-- start --

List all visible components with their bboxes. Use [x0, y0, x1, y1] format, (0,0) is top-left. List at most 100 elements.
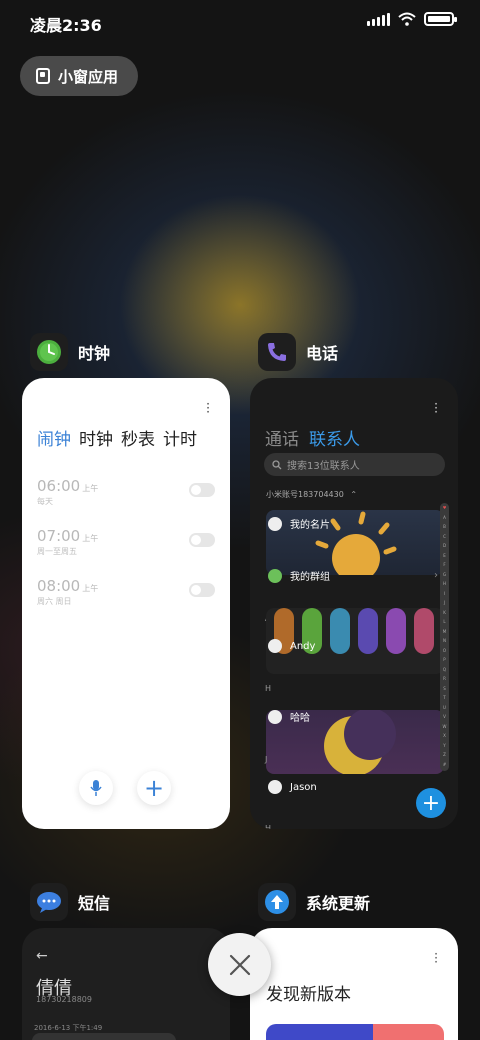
tab-calls[interactable]: 通话	[265, 425, 299, 450]
alarm-repeat: 周一至周五	[37, 547, 77, 556]
alarm-toggle[interactable]	[189, 583, 215, 597]
more-options-icon[interactable]: · · ·	[434, 948, 438, 968]
phone-app-name: 电话	[306, 344, 339, 363]
update-app-name: 系统更新	[306, 894, 371, 913]
alarm-toggle[interactable]	[189, 483, 215, 497]
jason-contact[interactable]: Jason	[268, 780, 317, 794]
index-letter[interactable]: C	[440, 532, 449, 542]
index-letter[interactable]: F	[440, 560, 449, 570]
index-letter[interactable]: U	[440, 703, 449, 713]
sms-app-card[interactable]: ← 倩倩 18730218809 2016-6-13 下午1:49	[22, 928, 230, 1040]
andy-label: Andy	[290, 640, 316, 652]
sms-contact-number: 18730218809	[36, 995, 92, 1004]
phone-app-icon	[258, 333, 296, 371]
sms-message-bubble	[32, 1033, 176, 1040]
update-headline: 发现新版本	[266, 985, 351, 1005]
index-letter[interactable]: O	[440, 646, 449, 656]
index-letter[interactable]: D	[440, 541, 449, 551]
haha-contact[interactable]: 哈哈	[268, 709, 310, 724]
person-icon	[268, 709, 282, 724]
jason-label: Jason	[290, 781, 317, 793]
tab-contacts[interactable]: 联系人	[309, 425, 360, 450]
update-app-header[interactable]: 系统更新	[258, 883, 370, 921]
index-letter[interactable]: A	[440, 513, 449, 523]
person-icon	[268, 516, 282, 531]
index-letter[interactable]: Z	[440, 750, 449, 760]
alarm-item[interactable]: 08:00 上午 周六 周日	[37, 576, 215, 616]
index-letter[interactable]: V	[440, 712, 449, 722]
index-letter[interactable]: P	[440, 655, 449, 665]
section-letter: J	[265, 755, 268, 764]
update-app-card[interactable]: · · · 发现新版本	[250, 928, 458, 1040]
clear-all-button[interactable]	[208, 933, 271, 996]
tab-clock[interactable]: 时钟	[79, 425, 113, 450]
status-bar: 凌晨2:36	[0, 0, 480, 42]
contact-search-input[interactable]: 搜索13位联系人	[264, 453, 445, 476]
alarm-ampm: 上午	[82, 584, 99, 593]
more-options-icon[interactable]: · · ·	[434, 398, 438, 418]
phone-app-card[interactable]: · · · 通话 联系人 搜索13位联系人 小米账号183704430 ⌃ 我的名片	[250, 378, 458, 829]
clock-app-card[interactable]: · · · 闹钟 时钟 秒表 计时 06:00 上午 每天 07:00 上午 周一至周五…	[22, 378, 230, 829]
signal-icon	[367, 12, 390, 26]
index-letter[interactable]: G	[440, 570, 449, 580]
my-card-contact[interactable]: 我的名片	[268, 516, 330, 531]
index-letter[interactable]: J	[440, 598, 449, 608]
person-icon	[268, 780, 282, 794]
plus-icon: +	[143, 774, 165, 802]
close-icon	[229, 954, 250, 975]
phone-app-header[interactable]: 电话	[258, 333, 338, 371]
floating-window-label: 小窗应用	[58, 67, 119, 86]
alarm-item[interactable]: 07:00 上午 周一至周五	[37, 526, 215, 566]
account-label: 小米账号183704430	[266, 490, 344, 499]
index-letter[interactable]: ♥	[440, 503, 449, 513]
update-banner	[266, 1024, 444, 1040]
floating-window-icon	[36, 68, 50, 84]
clock-app-header[interactable]: 时钟	[30, 333, 110, 371]
index-letter[interactable]: R	[440, 674, 449, 684]
alarm-time: 06:00	[37, 477, 81, 495]
index-letter[interactable]: #	[440, 760, 449, 770]
index-letter[interactable]: Y	[440, 741, 449, 751]
index-letter[interactable]: K	[440, 608, 449, 618]
andy-contact[interactable]: Andy	[268, 639, 315, 653]
my-group-row[interactable]: 我的群组 ›	[268, 568, 438, 583]
battery-icon	[424, 12, 457, 26]
more-options-icon[interactable]: · · ·	[206, 398, 210, 418]
index-letter[interactable]: Q	[440, 665, 449, 675]
index-letter[interactable]: N	[440, 636, 449, 646]
sms-date: 2016-6-13 下午1:49	[34, 1024, 103, 1032]
my-card-label: 我的名片	[290, 520, 330, 531]
floating-window-apps-button[interactable]: 小窗应用	[20, 56, 138, 96]
sms-app-name: 短信	[78, 894, 111, 913]
alarm-time: 07:00	[37, 527, 81, 545]
add-alarm-button[interactable]: +	[137, 771, 171, 805]
index-letter[interactable]: T	[440, 693, 449, 703]
back-arrow-icon[interactable]: ←	[36, 948, 48, 964]
index-letter[interactable]: L	[440, 617, 449, 627]
sms-app-header[interactable]: 短信	[30, 883, 110, 921]
alarm-toggle[interactable]	[189, 533, 215, 547]
tab-timer[interactable]: 计时	[163, 425, 197, 450]
wifi-icon	[398, 12, 416, 26]
index-letter[interactable]: B	[440, 522, 449, 532]
index-letter[interactable]: M	[440, 627, 449, 637]
voice-alarm-button[interactable]	[79, 771, 113, 805]
section-letter: H	[265, 684, 272, 693]
tab-alarm[interactable]: 闹钟	[37, 425, 71, 450]
alarm-ampm: 上午	[82, 534, 99, 543]
index-letter[interactable]: X	[440, 731, 449, 741]
index-letter[interactable]: E	[440, 551, 449, 561]
status-time: 凌晨2:36	[30, 16, 102, 35]
clock-icon	[37, 340, 61, 364]
alarm-ampm: 上午	[82, 484, 99, 493]
alphabet-index-scrollbar[interactable]: ♥ A B C D E F G H I J K L M N O P Q R S T U V W X Y Z #	[440, 503, 449, 771]
add-contact-button[interactable]: +	[416, 788, 446, 818]
clock-app-name: 时钟	[78, 344, 111, 363]
index-letter[interactable]: S	[440, 684, 449, 694]
index-letter[interactable]: I	[440, 589, 449, 599]
tab-stopwatch[interactable]: 秒表	[121, 425, 155, 450]
account-selector[interactable]: 小米账号183704430 ⌃	[266, 489, 357, 500]
alarm-item[interactable]: 06:00 上午 每天	[37, 476, 215, 516]
index-letter[interactable]: W	[440, 722, 449, 732]
index-letter[interactable]: H	[440, 579, 449, 589]
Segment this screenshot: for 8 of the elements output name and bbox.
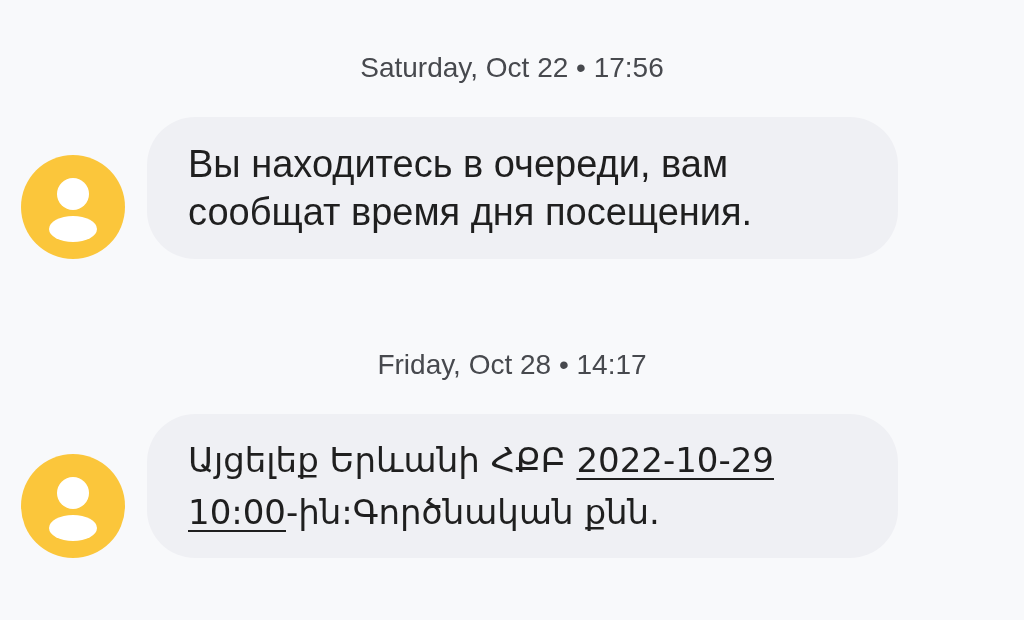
person-avatar-icon	[21, 454, 125, 558]
message-timestamp: Friday, Oct 28 • 14:17	[377, 349, 647, 381]
datetime-link[interactable]: 10:00	[188, 492, 286, 532]
message-text: Вы находитесь в очереди, вам сообщат время дня посещения.	[188, 142, 754, 235]
person-avatar-icon	[21, 155, 125, 259]
message-timestamp: Saturday, Oct 22 • 17:56	[360, 52, 664, 84]
message-text: Այցելեք Երևանի ՀՔԲ 2022-10-29 10:00-ին:Գործնական քնն.	[188, 439, 775, 534]
datetime-link[interactable]: 2022-10-29	[576, 440, 774, 480]
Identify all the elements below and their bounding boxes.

-- end --

§ Task directions: Rewrite all the lines of the entries above as a numbered list, omitting any blank lines and leaving the pictures out.

§ Task solution:
1. List all visible components with their bboxes. Use [x0, y0, x1, y1] format, (0,0) is top-left. List at most 100 elements.
2. tab-calls[interactable]: 通话	[265, 425, 299, 450]
3. alarm-repeat: 周一至周五	[37, 547, 77, 556]
4. alarm-toggle[interactable]	[189, 583, 215, 597]
5. more-options-icon[interactable]: · · ·	[434, 948, 438, 968]
6. phone-app-name: 电话	[306, 344, 339, 363]
7. update-app-name: 系统更新	[306, 894, 371, 913]
8. alarm-toggle[interactable]	[189, 483, 215, 497]
9. jason-contact[interactable]: Jason	[268, 780, 317, 794]
10. index-letter[interactable]: C	[440, 532, 449, 542]
11. index-letter[interactable]: F	[440, 560, 449, 570]
12. index-letter[interactable]: U	[440, 703, 449, 713]
13. sms-app-card[interactable]: ← 倩倩 18730218809 2016-6-13 下午1:49	[22, 928, 230, 1040]
14. andy-label: Andy	[290, 640, 316, 652]
15. sms-contact-number: 18730218809	[36, 995, 92, 1004]
16. phone-app-icon	[258, 333, 296, 371]
17. sms-message-bubble	[32, 1033, 176, 1040]
18. update-headline: 发现新版本	[266, 985, 351, 1005]
19. index-letter[interactable]: O	[440, 646, 449, 656]
20. index-letter[interactable]: D	[440, 541, 449, 551]
21. haha-contact[interactable]: 哈哈	[268, 709, 310, 724]
22. person-icon	[268, 709, 282, 724]
23. jason-label: Jason	[290, 781, 317, 793]
24. tab-contacts[interactable]: 联系人	[309, 425, 360, 450]
25. update-app-header[interactable]: 系统更新	[258, 883, 370, 921]
26. index-letter[interactable]: A	[440, 513, 449, 523]
27. person-icon	[268, 516, 282, 531]
28. index-letter[interactable]: Z	[440, 750, 449, 760]
29. alarm-item[interactable]: 08:00 上午 周六 周日	[37, 576, 215, 616]
30. index-letter[interactable]: V	[440, 712, 449, 722]
31. index-letter[interactable]: P	[440, 655, 449, 665]
32. section-letter: J	[265, 755, 268, 764]
33. update-app-card[interactable]: · · · 发现新版本	[250, 928, 458, 1040]
34. clear-all-button[interactable]	[208, 933, 271, 996]
35. tab-clock[interactable]: 时钟	[79, 425, 113, 450]
36. status-bar: 凌晨2:36	[0, 0, 480, 42]
37. contact-search-input[interactable]: 搜索13位联系人	[264, 453, 445, 476]
38. alarm-ampm: 上午	[82, 584, 99, 593]
39. more-options-icon[interactable]: · · ·	[434, 398, 438, 418]
40. phone-app-card[interactable]: · · · 通话 联系人 搜索13位联系人 小米账号183704430 ⌃ 我的名片	[250, 378, 458, 829]
41. clock-app-card[interactable]: · · · 闹钟 时钟 秒表 计时 06:00 上午 每天 07:00 上午 周一至周五…	[22, 378, 230, 829]
42. signal-icon	[367, 12, 390, 26]
43. index-letter[interactable]: G	[440, 570, 449, 580]
44. my-card-contact[interactable]: 我的名片	[268, 516, 330, 531]
45. index-letter[interactable]: J	[440, 598, 449, 608]
46. person-icon	[268, 780, 282, 794]
47. plus-icon: +	[143, 774, 165, 802]
48. close-icon	[229, 954, 250, 975]
49. phone-app-header[interactable]: 电话	[258, 333, 338, 371]
50. floating-window-label: 小窗应用	[58, 67, 119, 86]
51. alarm-item[interactable]: 07:00 上午 周一至周五	[37, 526, 215, 566]
52. account-label: 小米账号183704430	[266, 490, 344, 499]
53. index-letter[interactable]: ♥	[440, 503, 449, 513]
54. update-banner	[266, 1024, 444, 1040]
55. floating-window-icon	[36, 68, 50, 84]
56. clock-app-header[interactable]: 时钟	[30, 333, 110, 371]
57. index-letter[interactable]: R	[440, 674, 449, 684]
58. alarm-time: 06:00	[37, 477, 81, 495]
59. index-letter[interactable]: #	[440, 760, 449, 770]
60. index-letter[interactable]: Y	[440, 741, 449, 751]
61. index-letter[interactable]: K	[440, 608, 449, 618]
62. andy-contact[interactable]: Andy	[268, 639, 315, 653]
63. my-group-row[interactable]: 我的群组 ›	[268, 568, 438, 583]
64. battery-icon	[424, 12, 457, 26]
65. more-options-icon[interactable]: · · ·	[206, 398, 210, 418]
66. index-letter[interactable]: Q	[440, 665, 449, 675]
67. index-letter[interactable]: N	[440, 636, 449, 646]
68. sms-date: 2016-6-13 下午1:49	[34, 1024, 103, 1032]
69. my-card-label: 我的名片	[290, 520, 330, 531]
70. floating-window-apps-button[interactable]: 小窗应用	[20, 56, 138, 96]
71. sms-app-name: 短信	[78, 894, 111, 913]
72. alarm-time: 07:00	[37, 527, 81, 545]
73. add-alarm-button[interactable]: +	[137, 771, 171, 805]
74. index-letter[interactable]: T	[440, 693, 449, 703]
75. back-arrow-icon[interactable]: ←	[36, 948, 48, 964]
76. index-letter[interactable]: L	[440, 617, 449, 627]
77. sms-app-header[interactable]: 短信	[30, 883, 110, 921]
78. alarm-toggle[interactable]	[189, 533, 215, 547]
79. tab-timer[interactable]: 计时	[163, 425, 197, 450]
80. wifi-icon	[398, 12, 416, 26]
81. index-letter[interactable]: B	[440, 522, 449, 532]
82. index-letter[interactable]: M	[440, 627, 449, 637]
83. voice-alarm-button[interactable]	[79, 771, 113, 805]
84. section-letter: H	[265, 684, 272, 693]
85. tab-alarm[interactable]: 闹钟	[37, 425, 71, 450]
86. alarm-ampm: 上午	[82, 534, 99, 543]
87. index-letter[interactable]: X	[440, 731, 449, 741]
88. index-letter[interactable]: E	[440, 551, 449, 561]
89. status-time: 凌晨2:36	[30, 16, 102, 35]
90. clock-icon	[37, 340, 61, 364]
91. alarm-ampm: 上午	[82, 484, 99, 493]
92. alphabet-index-scrollbar[interactable]: ♥ A B C D E F G H I J K L M N O P Q R S T U V W X Y Z #	[440, 503, 449, 771]
93. add-contact-button[interactable]: +	[416, 788, 446, 818]
94. clock-app-name: 时钟	[78, 344, 111, 363]
95. index-letter[interactable]: S	[440, 684, 449, 694]
96. index-letter[interactable]: I	[440, 589, 449, 599]
97. tab-stopwatch[interactable]: 秒表	[121, 425, 155, 450]
98. account-selector[interactable]: 小米账号183704430 ⌃	[266, 489, 357, 500]
99. alarm-item[interactable]: 06:00 上午 每天	[37, 476, 215, 516]
100. index-letter[interactable]: W	[440, 722, 449, 732]
101. index-letter[interactable]: H	[440, 579, 449, 589]
102. Segment this screenshot: for 8 of the elements output name and bbox.
103. person-avatar-icon	[21, 454, 125, 558]
104. message-timestamp: Friday, Oct 28 • 14:17	[377, 349, 647, 381]
105. datetime-link[interactable]: 10:00	[188, 492, 286, 532]
106. message-text: Вы находитесь в очереди, вам сообщат время дня посещения.	[188, 142, 754, 235]
107. person-avatar-icon	[21, 155, 125, 259]
108. message-timestamp: Saturday, Oct 22 • 17:56	[360, 52, 664, 84]
109. message-text: Այցելեք Երևանի ՀՔԲ 2022-10-29 10:00-ին:Գործնական քնն.	[188, 439, 775, 534]
110. datetime-link[interactable]: 2022-10-29	[576, 440, 774, 480]
111. Identify all the elements below and their bounding boxes.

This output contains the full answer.